Figure record listings
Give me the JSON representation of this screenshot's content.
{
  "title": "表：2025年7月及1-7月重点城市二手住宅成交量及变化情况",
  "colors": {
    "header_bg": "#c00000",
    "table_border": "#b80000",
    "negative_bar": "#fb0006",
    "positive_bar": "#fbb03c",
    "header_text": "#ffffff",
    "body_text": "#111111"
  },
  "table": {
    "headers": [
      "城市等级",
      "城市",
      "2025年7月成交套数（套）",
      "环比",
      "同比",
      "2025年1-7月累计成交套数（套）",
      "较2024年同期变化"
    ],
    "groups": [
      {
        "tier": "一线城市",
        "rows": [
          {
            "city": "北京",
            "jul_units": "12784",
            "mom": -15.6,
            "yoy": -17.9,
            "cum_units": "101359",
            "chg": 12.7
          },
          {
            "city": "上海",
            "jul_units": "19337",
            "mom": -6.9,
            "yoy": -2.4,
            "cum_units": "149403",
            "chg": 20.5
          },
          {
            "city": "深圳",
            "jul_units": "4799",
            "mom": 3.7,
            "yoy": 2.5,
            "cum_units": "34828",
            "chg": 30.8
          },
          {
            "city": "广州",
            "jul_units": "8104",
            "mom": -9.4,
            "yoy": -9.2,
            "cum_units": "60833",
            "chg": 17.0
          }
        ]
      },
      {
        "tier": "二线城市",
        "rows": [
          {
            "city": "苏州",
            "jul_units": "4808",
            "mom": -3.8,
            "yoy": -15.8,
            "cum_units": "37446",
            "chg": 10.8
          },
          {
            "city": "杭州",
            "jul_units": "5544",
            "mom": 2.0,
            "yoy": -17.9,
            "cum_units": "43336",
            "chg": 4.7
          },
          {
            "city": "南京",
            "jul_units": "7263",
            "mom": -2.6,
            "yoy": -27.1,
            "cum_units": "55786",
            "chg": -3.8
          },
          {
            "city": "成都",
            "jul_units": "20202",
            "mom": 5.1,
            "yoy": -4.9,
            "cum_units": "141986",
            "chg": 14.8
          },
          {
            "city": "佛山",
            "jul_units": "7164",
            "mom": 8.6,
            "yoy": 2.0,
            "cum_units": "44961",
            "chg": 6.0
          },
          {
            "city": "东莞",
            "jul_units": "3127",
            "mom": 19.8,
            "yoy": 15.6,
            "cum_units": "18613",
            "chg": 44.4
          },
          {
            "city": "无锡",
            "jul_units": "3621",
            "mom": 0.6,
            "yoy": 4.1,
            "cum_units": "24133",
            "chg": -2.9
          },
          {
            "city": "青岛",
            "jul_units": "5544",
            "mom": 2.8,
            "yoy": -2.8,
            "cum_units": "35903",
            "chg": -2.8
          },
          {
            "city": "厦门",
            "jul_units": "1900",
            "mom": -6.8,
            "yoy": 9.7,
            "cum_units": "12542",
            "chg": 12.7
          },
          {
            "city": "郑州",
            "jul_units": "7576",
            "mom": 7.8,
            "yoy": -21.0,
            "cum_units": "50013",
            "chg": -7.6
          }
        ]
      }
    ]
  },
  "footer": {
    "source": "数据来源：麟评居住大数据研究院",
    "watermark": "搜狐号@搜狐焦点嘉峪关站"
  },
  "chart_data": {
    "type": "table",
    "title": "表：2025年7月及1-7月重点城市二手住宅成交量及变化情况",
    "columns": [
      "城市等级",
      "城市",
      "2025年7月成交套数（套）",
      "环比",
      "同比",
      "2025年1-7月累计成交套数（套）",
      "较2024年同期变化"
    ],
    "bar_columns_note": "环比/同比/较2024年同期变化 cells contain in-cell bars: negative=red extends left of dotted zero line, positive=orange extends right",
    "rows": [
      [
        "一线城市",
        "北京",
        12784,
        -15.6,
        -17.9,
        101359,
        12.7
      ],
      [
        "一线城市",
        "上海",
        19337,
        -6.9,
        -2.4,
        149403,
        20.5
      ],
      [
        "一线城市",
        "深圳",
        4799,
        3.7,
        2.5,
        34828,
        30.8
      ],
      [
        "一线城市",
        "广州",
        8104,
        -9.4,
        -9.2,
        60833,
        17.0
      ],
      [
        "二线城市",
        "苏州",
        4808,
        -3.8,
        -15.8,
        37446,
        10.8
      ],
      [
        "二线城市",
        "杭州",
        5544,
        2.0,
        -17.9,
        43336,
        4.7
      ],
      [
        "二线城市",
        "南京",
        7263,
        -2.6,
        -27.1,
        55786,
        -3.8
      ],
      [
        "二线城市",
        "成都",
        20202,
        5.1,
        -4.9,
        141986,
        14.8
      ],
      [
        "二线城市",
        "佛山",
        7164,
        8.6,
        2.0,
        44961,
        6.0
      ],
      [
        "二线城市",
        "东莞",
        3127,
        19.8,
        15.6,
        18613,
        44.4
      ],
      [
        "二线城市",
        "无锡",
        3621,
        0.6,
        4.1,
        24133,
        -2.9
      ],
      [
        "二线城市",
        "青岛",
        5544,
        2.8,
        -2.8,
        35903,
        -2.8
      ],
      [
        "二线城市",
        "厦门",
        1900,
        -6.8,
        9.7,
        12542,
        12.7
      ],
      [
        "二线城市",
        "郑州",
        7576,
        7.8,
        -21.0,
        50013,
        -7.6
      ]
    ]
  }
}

◆ Task: Scan the records above for the word "title". Show each line in which it appears.

◆ Task output:
  "title": "表：2025年7月及1-7月重点城市二手住宅成交量及变化情况",
    "title": "表：2025年7月及1-7月重点城市二手住宅成交量及变化情况",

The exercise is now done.